### EXERCISE AIM
Copy out all the lines where "Exhaust" shows up.

[Stored dataset items]
==============================

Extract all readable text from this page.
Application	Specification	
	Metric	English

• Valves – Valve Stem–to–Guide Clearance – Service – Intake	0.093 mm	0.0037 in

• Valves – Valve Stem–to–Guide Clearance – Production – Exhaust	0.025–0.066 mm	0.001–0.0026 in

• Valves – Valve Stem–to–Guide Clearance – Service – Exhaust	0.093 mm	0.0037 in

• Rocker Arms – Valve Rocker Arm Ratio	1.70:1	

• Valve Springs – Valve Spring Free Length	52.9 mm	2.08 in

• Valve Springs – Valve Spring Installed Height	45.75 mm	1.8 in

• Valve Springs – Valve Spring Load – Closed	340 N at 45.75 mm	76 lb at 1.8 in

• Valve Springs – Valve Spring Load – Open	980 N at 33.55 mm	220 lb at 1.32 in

==============================

### WRITTEN RESPONSE
• Valves – Valve Stem–to–Guide Clearance – Production – Exhaust	0.025–0.066 mm	0.001–0.0026 in
• Valves – Valve Stem–to–Guide Clearance – Service – Exhaust	0.093 mm	0.0037 in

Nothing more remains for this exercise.